_WORK TO COMPLETE_. Rewrite the records from their first line through the line with "day-number: 26 [125, 442, 226, 456]", changing "calendar-cell" to "day-cell" and leaving everything else as it is.

_MATERIAL_.
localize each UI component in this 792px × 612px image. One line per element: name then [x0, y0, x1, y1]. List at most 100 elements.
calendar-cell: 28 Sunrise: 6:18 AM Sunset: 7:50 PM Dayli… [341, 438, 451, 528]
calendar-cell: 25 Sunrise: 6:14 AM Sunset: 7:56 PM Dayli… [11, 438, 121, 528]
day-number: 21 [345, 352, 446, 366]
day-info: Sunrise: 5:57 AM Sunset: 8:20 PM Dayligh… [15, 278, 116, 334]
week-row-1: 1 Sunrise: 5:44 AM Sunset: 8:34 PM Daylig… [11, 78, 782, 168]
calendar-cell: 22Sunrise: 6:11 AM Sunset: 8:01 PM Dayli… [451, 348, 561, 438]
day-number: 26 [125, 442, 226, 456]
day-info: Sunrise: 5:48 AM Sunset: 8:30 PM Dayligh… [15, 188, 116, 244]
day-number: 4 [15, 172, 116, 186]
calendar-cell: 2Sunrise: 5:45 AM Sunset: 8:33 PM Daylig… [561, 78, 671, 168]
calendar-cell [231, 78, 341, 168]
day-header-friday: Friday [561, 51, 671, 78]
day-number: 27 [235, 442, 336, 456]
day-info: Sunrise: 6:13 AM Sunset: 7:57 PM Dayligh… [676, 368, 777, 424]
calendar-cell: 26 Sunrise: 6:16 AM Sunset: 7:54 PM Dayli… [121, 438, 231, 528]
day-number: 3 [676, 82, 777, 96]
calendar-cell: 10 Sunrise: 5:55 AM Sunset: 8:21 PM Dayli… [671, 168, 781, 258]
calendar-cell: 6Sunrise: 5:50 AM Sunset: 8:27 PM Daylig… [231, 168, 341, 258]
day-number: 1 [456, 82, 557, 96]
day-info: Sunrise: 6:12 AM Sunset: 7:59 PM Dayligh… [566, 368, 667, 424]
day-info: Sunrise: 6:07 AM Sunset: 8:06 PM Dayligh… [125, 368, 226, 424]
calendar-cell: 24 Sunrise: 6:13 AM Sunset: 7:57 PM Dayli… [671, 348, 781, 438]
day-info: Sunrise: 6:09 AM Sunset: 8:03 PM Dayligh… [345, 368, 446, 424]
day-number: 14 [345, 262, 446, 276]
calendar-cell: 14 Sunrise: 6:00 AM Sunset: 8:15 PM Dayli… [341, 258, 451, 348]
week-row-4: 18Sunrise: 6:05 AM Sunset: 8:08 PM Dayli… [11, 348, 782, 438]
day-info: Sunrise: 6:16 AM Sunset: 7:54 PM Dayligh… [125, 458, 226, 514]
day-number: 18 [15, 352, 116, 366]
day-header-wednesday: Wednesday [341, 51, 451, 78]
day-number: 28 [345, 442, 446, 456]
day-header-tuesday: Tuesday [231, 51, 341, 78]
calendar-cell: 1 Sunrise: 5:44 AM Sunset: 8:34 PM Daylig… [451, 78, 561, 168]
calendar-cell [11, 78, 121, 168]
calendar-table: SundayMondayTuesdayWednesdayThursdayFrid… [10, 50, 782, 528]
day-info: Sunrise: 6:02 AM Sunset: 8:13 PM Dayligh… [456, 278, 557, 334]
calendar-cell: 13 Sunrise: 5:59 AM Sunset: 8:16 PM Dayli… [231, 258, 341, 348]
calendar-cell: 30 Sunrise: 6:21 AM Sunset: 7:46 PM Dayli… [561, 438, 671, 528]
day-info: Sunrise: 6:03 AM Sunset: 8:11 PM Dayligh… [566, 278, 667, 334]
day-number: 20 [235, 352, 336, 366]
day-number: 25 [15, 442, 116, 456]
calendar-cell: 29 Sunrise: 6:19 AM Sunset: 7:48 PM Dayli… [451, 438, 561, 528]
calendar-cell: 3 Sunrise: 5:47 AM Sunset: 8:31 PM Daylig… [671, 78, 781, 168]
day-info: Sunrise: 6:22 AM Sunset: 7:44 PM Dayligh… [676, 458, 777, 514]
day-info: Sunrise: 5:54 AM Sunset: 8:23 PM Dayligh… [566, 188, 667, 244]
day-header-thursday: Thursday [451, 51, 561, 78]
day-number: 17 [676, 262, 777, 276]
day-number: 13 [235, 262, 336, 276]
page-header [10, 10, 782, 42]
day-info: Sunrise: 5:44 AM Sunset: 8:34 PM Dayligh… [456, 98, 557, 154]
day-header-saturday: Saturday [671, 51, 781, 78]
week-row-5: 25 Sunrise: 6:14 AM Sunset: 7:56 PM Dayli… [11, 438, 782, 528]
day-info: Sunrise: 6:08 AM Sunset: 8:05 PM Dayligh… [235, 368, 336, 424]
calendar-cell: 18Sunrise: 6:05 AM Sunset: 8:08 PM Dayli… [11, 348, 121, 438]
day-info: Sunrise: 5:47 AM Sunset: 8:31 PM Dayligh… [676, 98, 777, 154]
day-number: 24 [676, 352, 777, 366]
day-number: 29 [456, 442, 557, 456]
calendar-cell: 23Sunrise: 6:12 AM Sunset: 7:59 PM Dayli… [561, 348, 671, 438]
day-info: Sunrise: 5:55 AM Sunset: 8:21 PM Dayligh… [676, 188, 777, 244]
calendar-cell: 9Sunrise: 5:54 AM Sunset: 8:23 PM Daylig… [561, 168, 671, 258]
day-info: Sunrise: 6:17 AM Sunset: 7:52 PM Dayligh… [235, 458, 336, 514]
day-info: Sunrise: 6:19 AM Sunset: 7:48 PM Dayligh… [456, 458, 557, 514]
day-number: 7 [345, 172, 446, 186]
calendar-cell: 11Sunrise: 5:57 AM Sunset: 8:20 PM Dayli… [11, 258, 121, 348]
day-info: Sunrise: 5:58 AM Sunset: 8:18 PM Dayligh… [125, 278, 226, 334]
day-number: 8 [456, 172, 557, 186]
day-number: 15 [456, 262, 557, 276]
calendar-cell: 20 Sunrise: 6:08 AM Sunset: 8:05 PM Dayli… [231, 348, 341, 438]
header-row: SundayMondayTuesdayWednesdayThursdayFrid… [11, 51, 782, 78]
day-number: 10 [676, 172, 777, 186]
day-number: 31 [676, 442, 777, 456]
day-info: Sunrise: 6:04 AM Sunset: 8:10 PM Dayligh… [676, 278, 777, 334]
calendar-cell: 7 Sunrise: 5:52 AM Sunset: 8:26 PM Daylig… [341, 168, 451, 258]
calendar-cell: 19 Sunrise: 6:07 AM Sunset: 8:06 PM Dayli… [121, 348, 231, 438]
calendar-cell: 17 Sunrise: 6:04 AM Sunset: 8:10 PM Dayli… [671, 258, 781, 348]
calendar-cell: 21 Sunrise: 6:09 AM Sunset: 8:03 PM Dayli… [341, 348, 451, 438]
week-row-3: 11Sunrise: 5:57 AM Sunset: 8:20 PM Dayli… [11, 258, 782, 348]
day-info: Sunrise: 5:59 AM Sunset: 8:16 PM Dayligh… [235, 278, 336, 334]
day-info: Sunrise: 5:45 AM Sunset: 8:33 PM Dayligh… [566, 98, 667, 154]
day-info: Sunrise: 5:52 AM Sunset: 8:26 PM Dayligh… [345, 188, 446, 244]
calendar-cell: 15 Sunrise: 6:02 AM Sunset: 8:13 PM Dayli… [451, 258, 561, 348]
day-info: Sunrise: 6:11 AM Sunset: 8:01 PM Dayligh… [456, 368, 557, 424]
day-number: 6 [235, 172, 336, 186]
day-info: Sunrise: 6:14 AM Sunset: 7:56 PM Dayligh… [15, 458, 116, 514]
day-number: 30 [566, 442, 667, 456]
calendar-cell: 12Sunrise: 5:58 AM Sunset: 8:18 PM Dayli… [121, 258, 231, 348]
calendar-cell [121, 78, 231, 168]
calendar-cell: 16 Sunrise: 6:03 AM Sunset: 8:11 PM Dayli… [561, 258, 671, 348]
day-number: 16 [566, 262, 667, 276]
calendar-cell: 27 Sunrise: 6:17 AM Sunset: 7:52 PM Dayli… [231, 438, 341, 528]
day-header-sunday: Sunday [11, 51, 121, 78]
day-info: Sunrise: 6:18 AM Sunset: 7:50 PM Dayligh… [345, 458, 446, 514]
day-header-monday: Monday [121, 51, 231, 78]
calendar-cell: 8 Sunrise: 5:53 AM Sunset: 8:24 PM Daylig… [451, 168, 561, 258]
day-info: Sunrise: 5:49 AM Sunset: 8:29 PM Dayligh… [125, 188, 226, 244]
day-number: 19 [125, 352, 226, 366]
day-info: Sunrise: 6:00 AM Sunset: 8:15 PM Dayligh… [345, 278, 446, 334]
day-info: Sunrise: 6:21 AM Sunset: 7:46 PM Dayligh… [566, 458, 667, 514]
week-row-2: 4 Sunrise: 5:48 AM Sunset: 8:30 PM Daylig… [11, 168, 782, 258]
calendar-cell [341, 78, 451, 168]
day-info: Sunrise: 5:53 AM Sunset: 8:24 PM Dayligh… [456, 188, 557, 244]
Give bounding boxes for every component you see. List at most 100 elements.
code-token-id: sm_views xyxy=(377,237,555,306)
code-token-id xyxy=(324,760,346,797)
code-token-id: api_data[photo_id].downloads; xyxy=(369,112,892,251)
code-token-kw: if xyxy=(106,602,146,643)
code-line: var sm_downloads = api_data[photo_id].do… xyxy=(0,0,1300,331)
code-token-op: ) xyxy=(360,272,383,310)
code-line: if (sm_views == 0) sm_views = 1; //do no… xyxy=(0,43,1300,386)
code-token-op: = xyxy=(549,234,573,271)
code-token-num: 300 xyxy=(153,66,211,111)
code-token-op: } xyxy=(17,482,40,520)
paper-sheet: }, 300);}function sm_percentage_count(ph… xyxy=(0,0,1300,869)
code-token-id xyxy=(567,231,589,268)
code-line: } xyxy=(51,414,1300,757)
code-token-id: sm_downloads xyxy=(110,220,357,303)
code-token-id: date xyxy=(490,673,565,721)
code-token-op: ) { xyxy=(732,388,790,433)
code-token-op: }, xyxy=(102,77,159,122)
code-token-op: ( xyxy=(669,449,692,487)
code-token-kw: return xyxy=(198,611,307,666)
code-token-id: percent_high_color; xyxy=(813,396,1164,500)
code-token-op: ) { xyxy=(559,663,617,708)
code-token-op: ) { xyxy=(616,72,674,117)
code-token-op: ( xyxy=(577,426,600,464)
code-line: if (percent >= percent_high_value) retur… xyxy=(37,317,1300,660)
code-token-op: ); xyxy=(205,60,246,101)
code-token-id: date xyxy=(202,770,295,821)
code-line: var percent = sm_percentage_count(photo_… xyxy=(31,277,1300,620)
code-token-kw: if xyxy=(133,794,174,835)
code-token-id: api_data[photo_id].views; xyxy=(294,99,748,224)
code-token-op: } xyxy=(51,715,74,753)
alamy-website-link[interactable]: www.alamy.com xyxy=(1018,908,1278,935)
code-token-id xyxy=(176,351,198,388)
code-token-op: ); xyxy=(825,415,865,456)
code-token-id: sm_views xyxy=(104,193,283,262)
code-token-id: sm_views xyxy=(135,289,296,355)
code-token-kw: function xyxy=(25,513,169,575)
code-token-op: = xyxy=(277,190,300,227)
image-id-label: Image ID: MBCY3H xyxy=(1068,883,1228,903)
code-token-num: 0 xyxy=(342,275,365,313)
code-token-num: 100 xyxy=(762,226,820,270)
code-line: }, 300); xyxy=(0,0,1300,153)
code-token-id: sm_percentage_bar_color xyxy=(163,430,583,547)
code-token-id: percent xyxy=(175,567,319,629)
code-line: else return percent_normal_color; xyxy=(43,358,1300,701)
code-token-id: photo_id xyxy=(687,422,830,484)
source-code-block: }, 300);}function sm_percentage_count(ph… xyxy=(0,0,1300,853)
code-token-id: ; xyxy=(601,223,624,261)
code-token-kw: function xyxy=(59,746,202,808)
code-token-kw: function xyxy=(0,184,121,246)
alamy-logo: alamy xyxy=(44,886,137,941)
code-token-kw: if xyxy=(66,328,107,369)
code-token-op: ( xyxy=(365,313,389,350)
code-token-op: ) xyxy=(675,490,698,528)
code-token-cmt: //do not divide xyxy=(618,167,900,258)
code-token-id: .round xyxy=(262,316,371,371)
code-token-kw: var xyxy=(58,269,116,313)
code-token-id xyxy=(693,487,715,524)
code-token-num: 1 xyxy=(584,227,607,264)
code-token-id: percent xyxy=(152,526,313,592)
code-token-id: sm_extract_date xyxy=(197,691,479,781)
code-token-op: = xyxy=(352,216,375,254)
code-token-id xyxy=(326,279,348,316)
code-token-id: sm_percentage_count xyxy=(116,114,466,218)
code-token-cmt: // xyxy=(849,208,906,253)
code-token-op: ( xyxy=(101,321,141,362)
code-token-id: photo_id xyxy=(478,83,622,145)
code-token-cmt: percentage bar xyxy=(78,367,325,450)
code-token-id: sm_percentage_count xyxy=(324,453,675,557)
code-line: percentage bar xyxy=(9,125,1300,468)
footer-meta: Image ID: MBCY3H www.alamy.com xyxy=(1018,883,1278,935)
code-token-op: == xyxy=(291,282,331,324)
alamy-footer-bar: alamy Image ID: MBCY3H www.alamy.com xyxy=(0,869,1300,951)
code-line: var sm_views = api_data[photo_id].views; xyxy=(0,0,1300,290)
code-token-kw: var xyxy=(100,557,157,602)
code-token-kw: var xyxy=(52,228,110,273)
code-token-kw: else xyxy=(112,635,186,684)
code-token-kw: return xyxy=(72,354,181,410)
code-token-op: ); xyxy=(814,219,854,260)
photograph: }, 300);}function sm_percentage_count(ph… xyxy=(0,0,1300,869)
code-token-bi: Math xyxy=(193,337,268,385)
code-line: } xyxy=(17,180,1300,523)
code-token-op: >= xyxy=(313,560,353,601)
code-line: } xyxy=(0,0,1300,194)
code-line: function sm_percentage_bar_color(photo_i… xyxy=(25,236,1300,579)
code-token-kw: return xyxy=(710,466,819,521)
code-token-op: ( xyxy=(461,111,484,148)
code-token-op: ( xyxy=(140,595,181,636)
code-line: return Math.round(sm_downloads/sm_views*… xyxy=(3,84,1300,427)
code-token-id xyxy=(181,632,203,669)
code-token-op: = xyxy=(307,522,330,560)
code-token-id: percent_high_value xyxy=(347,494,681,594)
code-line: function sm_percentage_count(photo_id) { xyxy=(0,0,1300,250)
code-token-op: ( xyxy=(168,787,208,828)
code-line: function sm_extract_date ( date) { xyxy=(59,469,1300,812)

_SOLUTION_.
localize each UI component in this 792px × 612px image. One line per element: name then [x0, y0, x1, y1]. List at most 100 elements.
day-cell: 28 Sunrise: 6:18 AM Sunset: 7:50 PM Dayli… [341, 438, 451, 528]
day-cell: 25 Sunrise: 6:14 AM Sunset: 7:56 PM Dayli… [11, 438, 121, 528]
day-number: 21 [345, 352, 446, 366]
day-info: Sunrise: 5:57 AM Sunset: 8:20 PM Dayligh… [15, 278, 116, 334]
week-row-1: 1 Sunrise: 5:44 AM Sunset: 8:34 PM Daylig… [11, 78, 782, 168]
day-cell: 22Sunrise: 6:11 AM Sunset: 8:01 PM Dayli… [451, 348, 561, 438]
day-number: 26 [125, 442, 226, 456]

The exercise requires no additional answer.